Federal Rule of Civil Procedure 12(b)(1)

A party may challenge the court's jurisdiction by filing a motion under Federal Rule of Civil Procedure 12(b)(1). Subject matter jurisdiction in a federal court can be established in two ways: federal question or diversity. 28 U.S.C. §§ 1331, 1332. Federal question jurisdiction includes “all civil actions arising under the constitution, laws, or treaties of the United States.” 28 U.S.C. § 1331. Diversity jurisdiction is established when the amount in controversy exceeds $75,000.00 and the matter is between “(1) citizens of different States; (2) citizens of a State and citizens or subjects of a foreign state . . .; (3) citizens of different States and in which citizens or subjects of a foreign state are additional parties; and (4) a foreign state . . . as plaintiff and citizens of a State or different States.” 28 U.S.C. § 1332.

No Party alleges that the court has jurisdiction via diversity.

(Stored records)
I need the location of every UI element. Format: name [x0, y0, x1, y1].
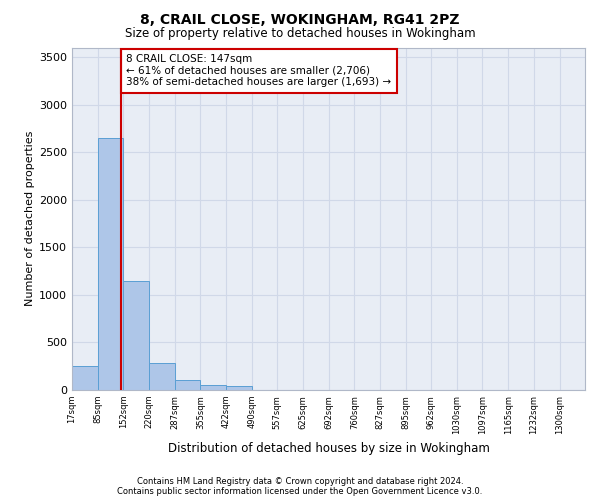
- X-axis label: Distribution of detached houses by size in Wokingham: Distribution of detached houses by size …: [167, 442, 490, 455]
- Text: 8, CRAIL CLOSE, WOKINGHAM, RG41 2PZ: 8, CRAIL CLOSE, WOKINGHAM, RG41 2PZ: [140, 12, 460, 26]
- Bar: [124, 280, 149, 390]
- Text: Contains HM Land Registry data © Crown copyright and database right 2024.: Contains HM Land Registry data © Crown c…: [137, 477, 463, 486]
- Y-axis label: Number of detached properties: Number of detached properties: [25, 131, 35, 306]
- Text: 8 CRAIL CLOSE: 147sqm
← 61% of detached houses are smaller (2,706)
38% of semi-d: 8 CRAIL CLOSE: 147sqm ← 61% of detached …: [127, 54, 391, 88]
- Bar: [98, 138, 124, 390]
- Bar: [226, 386, 252, 390]
- Bar: [149, 364, 175, 390]
- Bar: [175, 380, 200, 390]
- Bar: [200, 385, 226, 390]
- Bar: [72, 366, 98, 390]
- Text: Size of property relative to detached houses in Wokingham: Size of property relative to detached ho…: [125, 28, 475, 40]
- Text: Contains public sector information licensed under the Open Government Licence v3: Contains public sector information licen…: [118, 487, 482, 496]
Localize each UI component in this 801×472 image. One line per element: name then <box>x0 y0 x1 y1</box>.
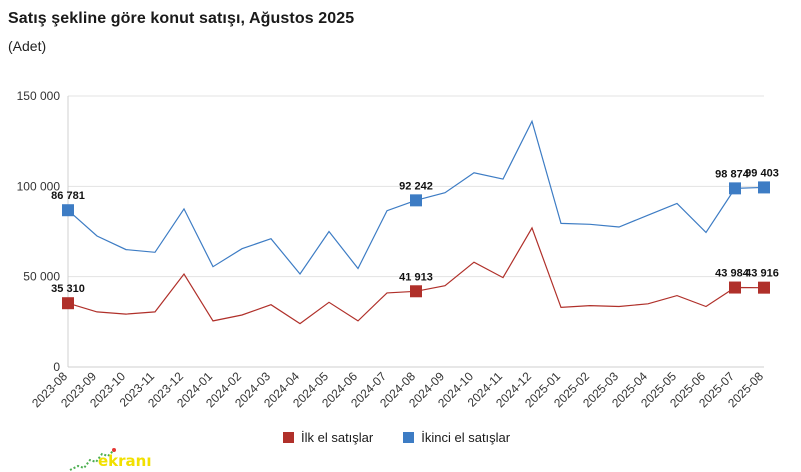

## Directions
1. From the Rule 12(b)(1) passage, extract the text starting with "A party may" and going on through "U.S.C. § 1332.".
2. In the Rule 12(b)(1) passage, what amount in controversy must be exceeded for diversity jurisdiction to be established?
3. List each combination of parties that the Rule 12(b)(1) passage quotes as qualifying for diversity jurisdiction.

## Problem solutions
1.
A party may challenge the court's jurisdiction by filing a motion under Federal Rule of Civil Procedure 12(b)(1). Subject matter jurisdiction in a federal court can be established in two ways: federal question or diversity. 28 U.S.C. §§ 1331, 1332. Federal question jurisdiction includes “all civil actions arising under the constitution, laws, or treaties of the United States.” 28 U.S.C. § 1331. Diversity jurisdiction is established when the amount in controversy exceeds $75,000.00 and the matter is between “(1) citizens of different States; (2) citizens of a State and citizens or subjects of a foreign state . . .; (3) citizens of different States and in which citizens or subjects of a foreign state are additional parties; and (4) a foreign state . . . as plaintiff and citizens of a State or different States.” 28 U.S.C. § 1332.

2. $75,000.00

3.
- Citizens of different States
- Citizens of a State and citizens or subjects of a foreign state
- Citizens of different States, with citizens or subjects of a foreign state as additional parties
- A foreign state as plaintiff and citizens of a State or different States